Exercise materials.
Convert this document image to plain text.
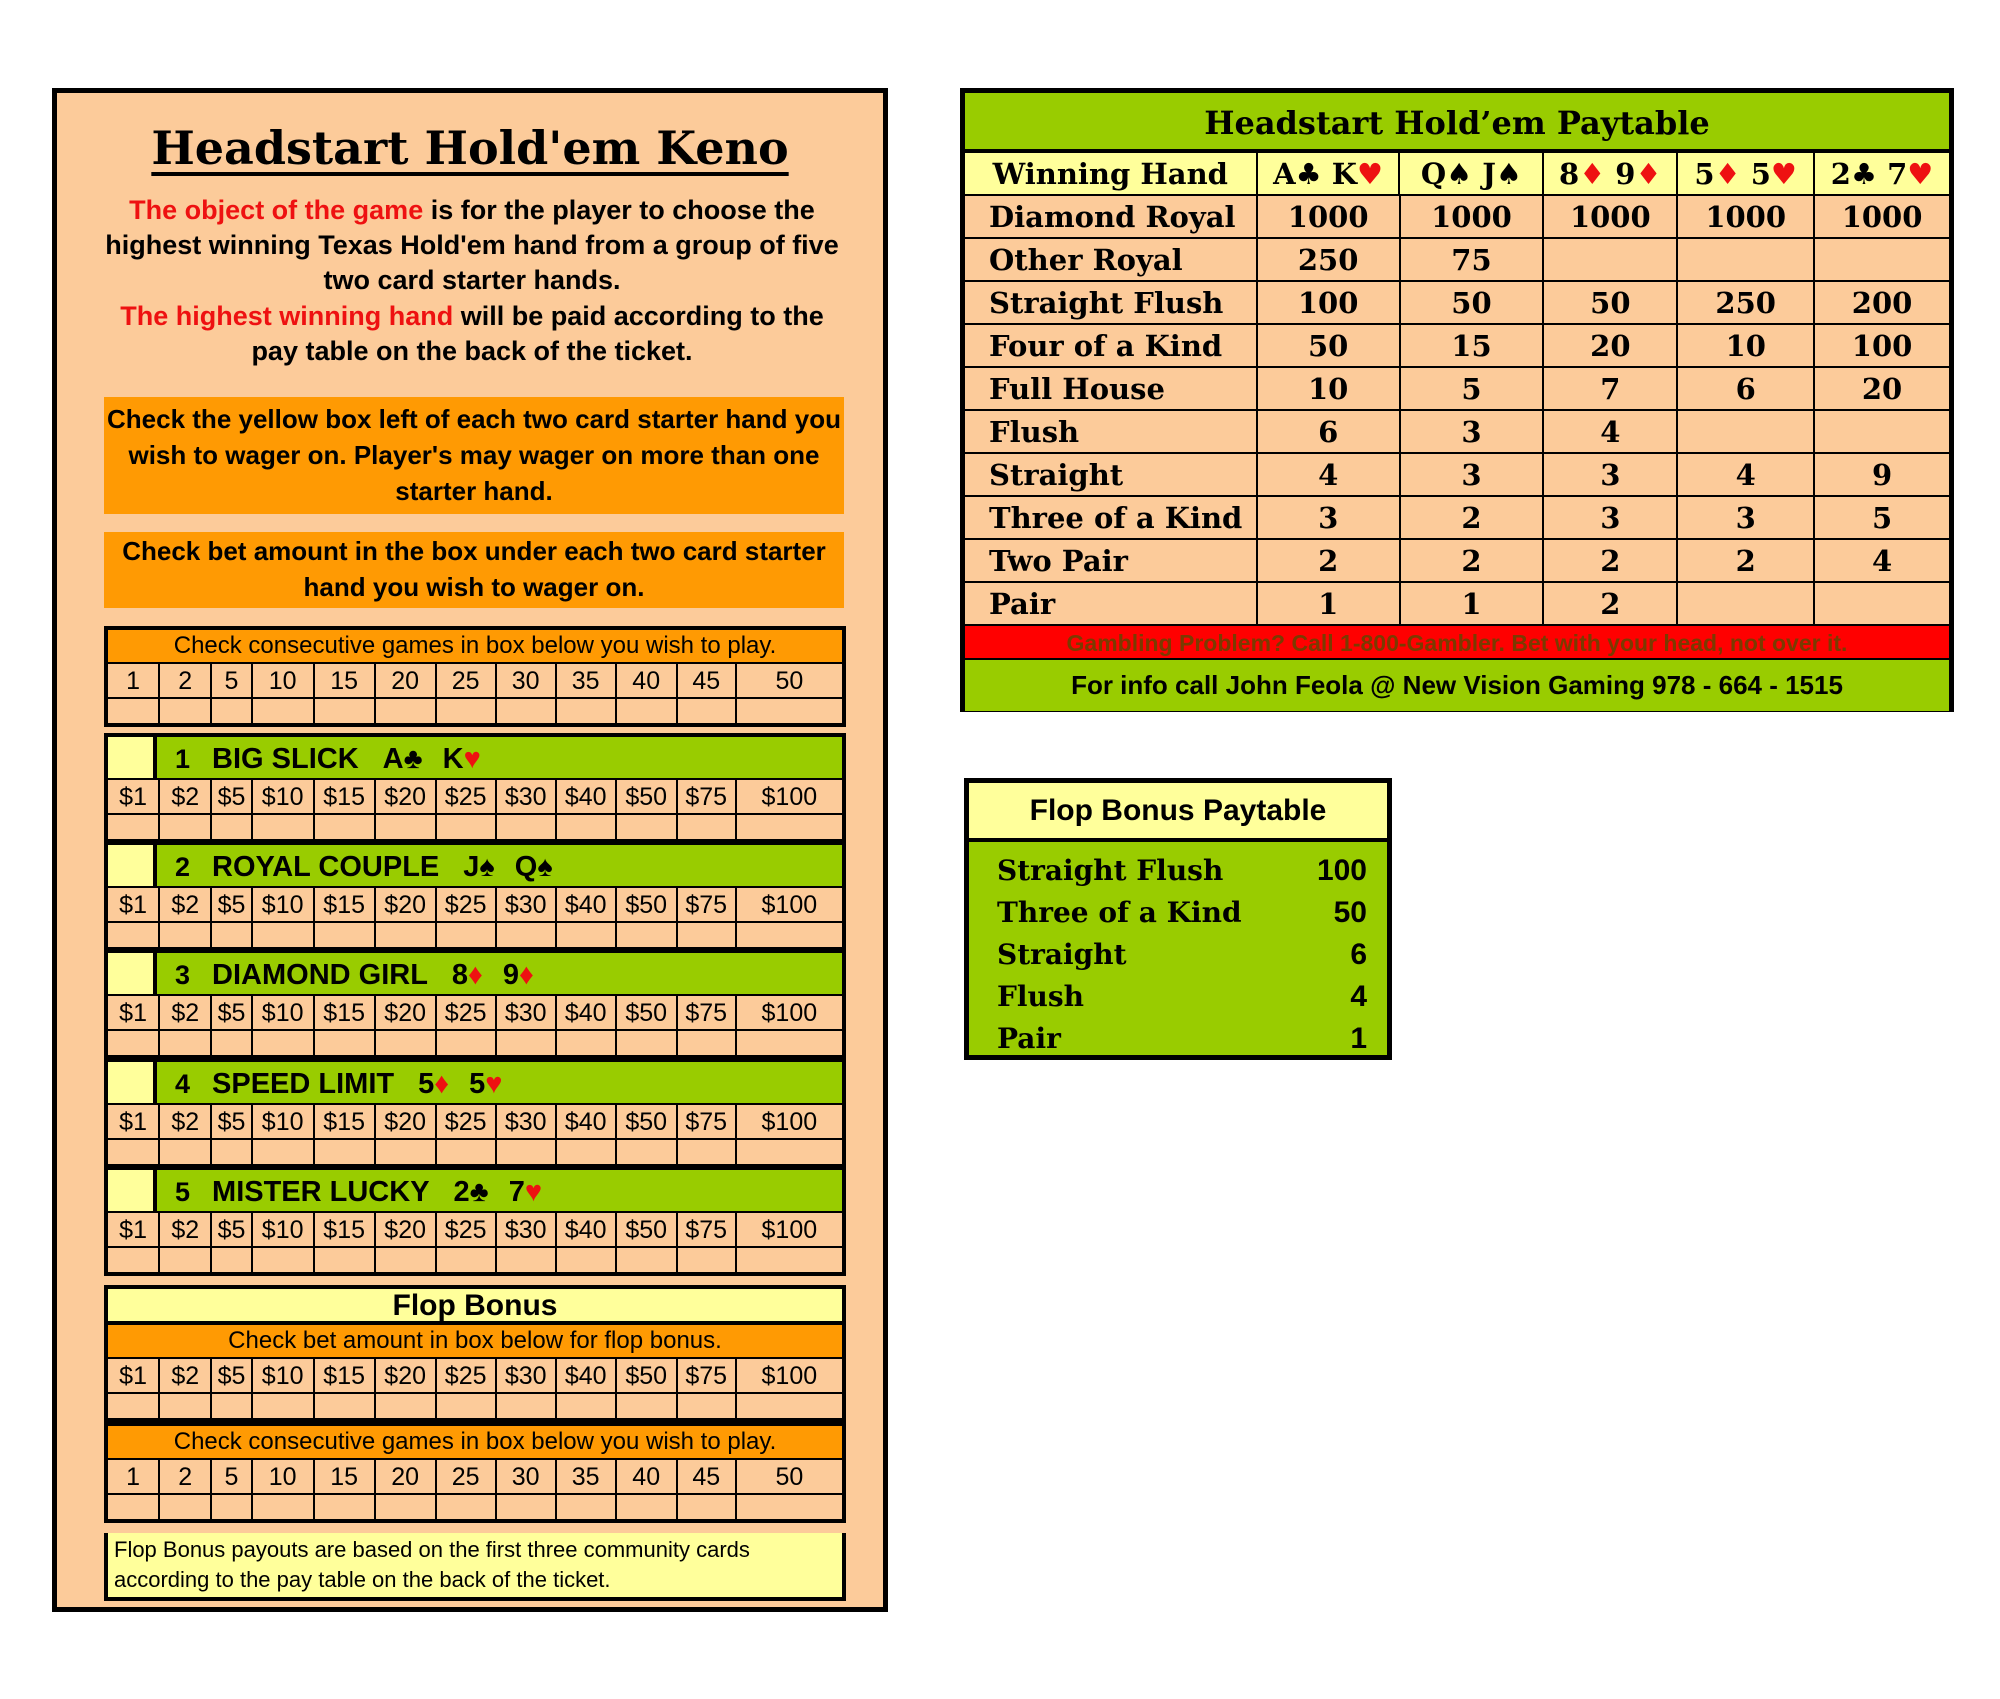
Headstart Hold'em Keno
The object of the game is for the player to choose the highest winning Texas Hold'em hand from a group of five two card starter hands.
The highest winning hand will be paid according to the pay table on the back of the ticket.
Check the yellow box left of each two card starter hand you wish to wager on. Player's may wager on more than one starter hand.
Check bet amount in the box under each two card starter hand you wish to wager on.
Check consecutive games in box below you wish to play.
1	2	5	10	15	20	25	30	35	40	45	50
1 BIG SLICK A♣ K♥
$1 $2 $5 $10 $15 $20 $25 $30 $40 $50 $75	$100
2 ROYAL COUPLE J♠ Q♠
$1 $2 $5 $10 $15 $20 $25 $30 $40 $50 $75	$100
3 DIAMOND GIRL 8♦ 9♦
$1 $2 $5 $10 $15 $20 $25 $30 $40 $50 $75	$100
4 SPEED LIMIT 5♦ 5♥
$1 $2 $5 $10 $15 $20 $25 $30 $40 $50 $75	$100
5 MISTER LUCKY 2♣ 7♥
$1 $2 $5 $10 $15 $20 $25 $30 $40 $50 $75	$100
Flop Bonus
Check bet amount in box below for flop bonus.
$1 $2 $5 $10 $15 $20 $25 $30 $40 $50 $75	$100
Check consecutive games in box below you wish to play.
1	2	5	10	15	20	25	30	35	40	45	50
Flop Bonus payouts are based on the first three community cards according to the pay table on the back of the ticket.
Headstart Hold’em Paytable
Winning Hand	A♣ K♥	Q♠ J♠	8♦ 9♦	5♦ 5♥	2♣ 7♥
Diamond Royal	1000	1000	1000	1000	1000
Other Royal	250	75
Straight Flush	100	50	50	250	200
Four of a Kind	50	15	20	10	100
Full House	10	5	7	6	20
Flush	6	3	4
Straight	4	3	3	4	9
Three of a Kind	3	2	3	3	5
Two Pair	2	2	2	2	4
Pair	1	1	2
Gambling Problem? Call 1-800-Gambler. Bet with your head, not over it.
For info call John Feola @ New Vision Gaming 978 - 664 - 1515
Flop Bonus Paytable
Straight Flush	100
Three of a Kind	50
Straight	6
Flush	4
Pair	1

Task instructions. Within the material above, find the lines that contain the word "each"; copy them.

The completed task.
Check the yellow box left of each two card starter hand you wish to wager on. Player's may wager on more than one starter hand.
Check bet amount in the box under each two card starter hand you wish to wager on.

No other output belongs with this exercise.